Brief ▸ Only the pictures are omitted; repeat all other data exactly.

Dataset rows ▸

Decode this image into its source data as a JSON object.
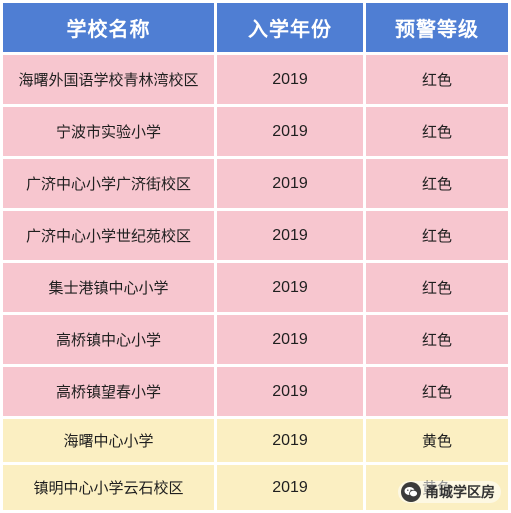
{
  "table": {
    "headers": [
      "学校名称",
      "入学年份",
      "预警等级"
    ],
    "rows": [
      {
        "school": "海曙外国语学校青林湾校区",
        "year": "2019",
        "level": "红色",
        "color": "#f7c6cf"
      },
      {
        "school": "宁波市实验小学",
        "year": "2019",
        "level": "红色",
        "color": "#f7c6cf"
      },
      {
        "school": "广济中心小学广济街校区",
        "year": "2019",
        "level": "红色",
        "color": "#f7c6cf"
      },
      {
        "school": "广济中心小学世纪苑校区",
        "year": "2019",
        "level": "红色",
        "color": "#f7c6cf"
      },
      {
        "school": "集士港镇中心小学",
        "year": "2019",
        "level": "红色",
        "color": "#f7c6cf"
      },
      {
        "school": "高桥镇中心小学",
        "year": "2019",
        "level": "红色",
        "color": "#f7c6cf"
      },
      {
        "school": "高桥镇望春小学",
        "year": "2019",
        "level": "红色",
        "color": "#f7c6cf"
      },
      {
        "school": "海曙中心小学",
        "year": "2019",
        "level": "黄色",
        "color": "#fbefc2"
      },
      {
        "school": "镇明中心小学云石校区",
        "year": "2019",
        "level": "黄色",
        "color": "#fbefc2"
      }
    ]
  },
  "colors": {
    "header_bg": "#4f7ed3",
    "red_row_bg": "#f7c6cf",
    "yellow_row_bg": "#fbefc2"
  },
  "watermark": {
    "text": "甬城学区房",
    "icon": "wechat-icon"
  }
}
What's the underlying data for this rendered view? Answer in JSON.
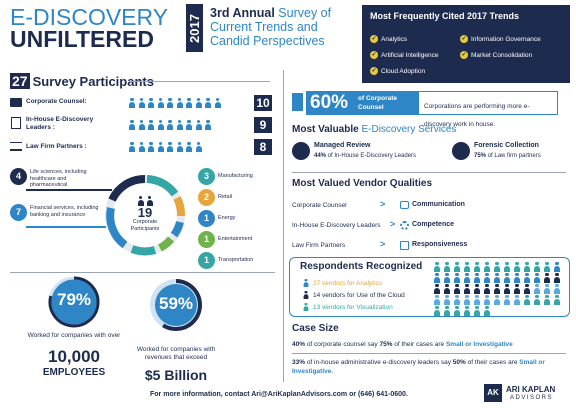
{
  "header": {
    "title_line1": "E-DISCOVERY",
    "title_line2": "UNFILTERED",
    "year": "2017",
    "subtitle_bold": "3rd Annual",
    "subtitle_rest1": " Survey of",
    "subtitle_line2": "Current Trends and",
    "subtitle_line3": "Candid Perspectives"
  },
  "trends": {
    "title": "Most Frequently Cited 2017 Trends",
    "items": [
      "Analytics",
      "Information Governance",
      "Artificial Intelligence",
      "Market Consolidation",
      "Cloud Adoption"
    ],
    "check_glyph": "✓"
  },
  "participants": {
    "total": "27",
    "title": "Survey Participants",
    "rows": [
      {
        "label": "Corporate Counsel:",
        "count": "10"
      },
      {
        "label": "In-House E-Discovery Leaders :",
        "count": "9"
      },
      {
        "label": "Law Firm Partners :",
        "count": "8"
      }
    ]
  },
  "corporate": {
    "center_number": "19",
    "center_label": "Corporate Participants",
    "left_segments": [
      {
        "count": "4",
        "label": "Life sciences, including healthcare and pharmaceutical"
      },
      {
        "count": "7",
        "label": "Financial services, including banking and insurance"
      }
    ],
    "right_segments": [
      {
        "count": "3",
        "label": "Manufacturing"
      },
      {
        "count": "2",
        "label": "Retail"
      },
      {
        "count": "1",
        "label": "Energy"
      },
      {
        "count": "1",
        "label": "Entertainment"
      },
      {
        "count": "1",
        "label": "Transportation"
      }
    ]
  },
  "employees_stat": {
    "percent": "79%",
    "percent_value": 79,
    "text": "Worked for companies with over",
    "big": "10,000",
    "big2": "EMPLOYEES"
  },
  "revenue_stat": {
    "percent": "59%",
    "percent_value": 59,
    "text": "Worked for companies with revenues that exceed",
    "big": "$5 Billion"
  },
  "corporate_counsel_stat": {
    "percent": "60%",
    "label_top": "of Corporate",
    "label_bottom": "Counsel",
    "text": "Corporations are performing more e-discovery work in house."
  },
  "services": {
    "title_bold": "Most Valuable",
    "title_rest": " E-Discovery Services",
    "items": [
      {
        "name": "Managed Review",
        "pct": "44%",
        "detail": " of In-House E-Discovery Leaders"
      },
      {
        "name": "Forensic Collection",
        "pct": "75%",
        "detail": " of Law firm partners"
      }
    ]
  },
  "vendor_qualities": {
    "title": "Most Valued Vendor Qualities",
    "rows": [
      {
        "group": "Corporate Counsel",
        "quality": "Communication"
      },
      {
        "group": "In-House E-Discovery Leaders",
        "quality": "Competence"
      },
      {
        "group": "Law Firm Partners",
        "quality": "Responsiveness"
      }
    ]
  },
  "respondents": {
    "title": "Respondents Recognized",
    "items": [
      {
        "text": "27 vendors for Analytics",
        "color": "#e7a53b"
      },
      {
        "text": "14 vendors for Use of the Cloud",
        "color": "#1d2b4f"
      },
      {
        "text": "13 vendors for Visualization",
        "color": "#34a6a6"
      }
    ]
  },
  "case_size": {
    "title": "Case Size",
    "line1_pct": "40%",
    "line1_mid": " of corporate counsel say ",
    "line1_pct2": "75%",
    "line1_rest": " of their cases are ",
    "line1_end": "Small or Investigative",
    "line2_pct": "33%",
    "line2_mid": " of in-house administrative e-discovery leaders say ",
    "line2_pct2": "50%",
    "line2_rest": " of their cases are ",
    "line2_end": "Small or Investigative",
    "line2_dot": "."
  },
  "footer": {
    "text": "For more information, contact Ari@AriKaplanAdvisors.com or (646) 641-0600.",
    "logo_mark": "AK",
    "logo_name": "ARI KAPLAN",
    "logo_sub": "ADVISORS"
  },
  "colors": {
    "navy": "#1d2b4f",
    "blue": "#2f86c6",
    "teal": "#34a6a6",
    "yellow": "#e7c93b",
    "orange": "#e7a53b",
    "green": "#6fb34a"
  }
}
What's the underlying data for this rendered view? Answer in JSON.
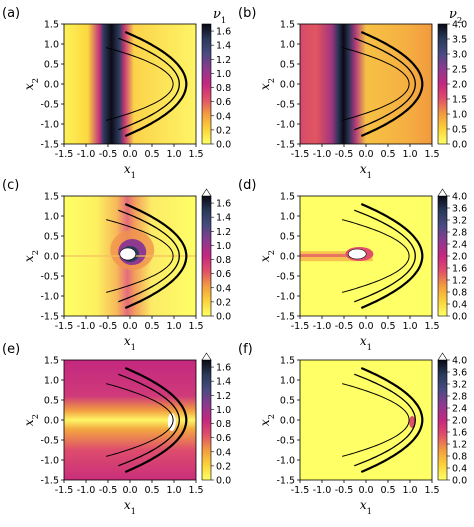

Result ▸
Decode this image into its source data as a JSON object.
{
  "table": {
    "headers": [
      "学校名称",
      "入学年份",
      "预警等级"
    ],
    "rows": [
      {
        "school": "海曙外国语学校青林湾校区",
        "year": "2019",
        "level": "红色",
        "color": "#f7c6cf"
      },
      {
        "school": "宁波市实验小学",
        "year": "2019",
        "level": "红色",
        "color": "#f7c6cf"
      },
      {
        "school": "广济中心小学广济街校区",
        "year": "2019",
        "level": "红色",
        "color": "#f7c6cf"
      },
      {
        "school": "广济中心小学世纪苑校区",
        "year": "2019",
        "level": "红色",
        "color": "#f7c6cf"
      },
      {
        "school": "集士港镇中心小学",
        "year": "2019",
        "level": "红色",
        "color": "#f7c6cf"
      },
      {
        "school": "高桥镇中心小学",
        "year": "2019",
        "level": "红色",
        "color": "#f7c6cf"
      },
      {
        "school": "高桥镇望春小学",
        "year": "2019",
        "level": "红色",
        "color": "#f7c6cf"
      },
      {
        "school": "海曙中心小学",
        "year": "2019",
        "level": "黄色",
        "color": "#fbefc2"
      },
      {
        "school": "镇明中心小学云石校区",
        "year": "2019",
        "level": "黄色",
        "color": "#fbefc2"
      }
    ]
  },
  "colors": {
    "header_bg": "#4f7ed3",
    "red_row_bg": "#f7c6cf",
    "yellow_row_bg": "#fbefc2"
  },
  "watermark": {
    "text": "甬城学区房",
    "icon": "wechat-icon"
  }
}
What's the underlying data for this rendered view? Answer in JSON.
{
  "header": {
    "title_line1": "E-DISCOVERY",
    "title_line2": "UNFILTERED",
    "year": "2017",
    "subtitle_bold": "3rd Annual",
    "subtitle_rest1": " Survey of",
    "subtitle_line2": "Current Trends and",
    "subtitle_line3": "Candid Perspectives"
  },
  "trends": {
    "title": "Most Frequently Cited 2017 Trends",
    "items": [
      "Analytics",
      "Information Governance",
      "Artificial Intelligence",
      "Market Consolidation",
      "Cloud Adoption"
    ],
    "check_glyph": "✓"
  },
  "participants": {
    "total": "27",
    "title": "Survey Participants",
    "rows": [
      {
        "label": "Corporate Counsel:",
        "count": "10"
      },
      {
        "label": "In-House E-Discovery Leaders :",
        "count": "9"
      },
      {
        "label": "Law Firm Partners :",
        "count": "8"
      }
    ]
  },
  "corporate": {
    "center_number": "19",
    "center_label": "Corporate Participants",
    "left_segments": [
      {
        "count": "4",
        "label": "Life sciences, including healthcare and pharmaceutical"
      },
      {
        "count": "7",
        "label": "Financial services, including banking and insurance"
      }
    ],
    "right_segments": [
      {
        "count": "3",
        "label": "Manufacturing"
      },
      {
        "count": "2",
        "label": "Retail"
      },
      {
        "count": "1",
        "label": "Energy"
      },
      {
        "count": "1",
        "label": "Entertainment"
      },
      {
        "count": "1",
        "label": "Transportation"
      }
    ]
  },
  "employees_stat": {
    "percent": "79%",
    "percent_value": 79,
    "text": "Worked for companies with over",
    "big": "10,000",
    "big2": "EMPLOYEES"
  },
  "revenue_stat": {
    "percent": "59%",
    "percent_value": 59,
    "text": "Worked for companies with revenues that exceed",
    "big": "$5 Billion"
  },
  "corporate_counsel_stat": {
    "percent": "60%",
    "label_top": "of Corporate",
    "label_bottom": "Counsel",
    "text": "Corporations are performing more e-discovery work in house."
  },
  "services": {
    "title_bold": "Most Valuable",
    "title_rest": " E-Discovery Services",
    "items": [
      {
        "name": "Managed Review",
        "pct": "44%",
        "detail": " of In-House E-Discovery Leaders"
      },
      {
        "name": "Forensic Collection",
        "pct": "75%",
        "detail": " of Law firm partners"
      }
    ]
  },
  "vendor_qualities": {
    "title": "Most Valued Vendor Qualities",
    "rows": [
      {
        "group": "Corporate Counsel",
        "quality": "Communication"
      },
      {
        "group": "In-House E-Discovery Leaders",
        "quality": "Competence"
      },
      {
        "group": "Law Firm Partners",
        "quality": "Responsiveness"
      }
    ]
  },
  "respondents": {
    "title": "Respondents Recognized",
    "items": [
      {
        "text": "27 vendors for Analytics",
        "color": "#e7a53b"
      },
      {
        "text": "14 vendors for Use of the Cloud",
        "color": "#1d2b4f"
      },
      {
        "text": "13 vendors for Visualization",
        "color": "#34a6a6"
      }
    ]
  },
  "case_size": {
    "title": "Case Size",
    "line1_pct": "40%",
    "line1_mid": " of corporate counsel say ",
    "line1_pct2": "75%",
    "line1_rest": " of their cases are ",
    "line1_end": "Small or Investigative",
    "line2_pct": "33%",
    "line2_mid": " of in-house administrative e-discovery leaders say ",
    "line2_pct2": "50%",
    "line2_rest": " of their cases are ",
    "line2_end": "Small or Investigative",
    "line2_dot": "."
  },
  "footer": {
    "text": "For more information, contact Ari@AriKaplanAdvisors.com or (646) 641-0600.",
    "logo_mark": "AK",
    "logo_name": "ARI KAPLAN",
    "logo_sub": "ADVISORS"
  },
  "colors": {
    "navy": "#1d2b4f",
    "blue": "#2f86c6",
    "teal": "#34a6a6",
    "yellow": "#e7c93b",
    "orange": "#e7a53b",
    "green": "#6fb34a"
  }
}
What's the underlying data for this rendered view? Answer in JSON.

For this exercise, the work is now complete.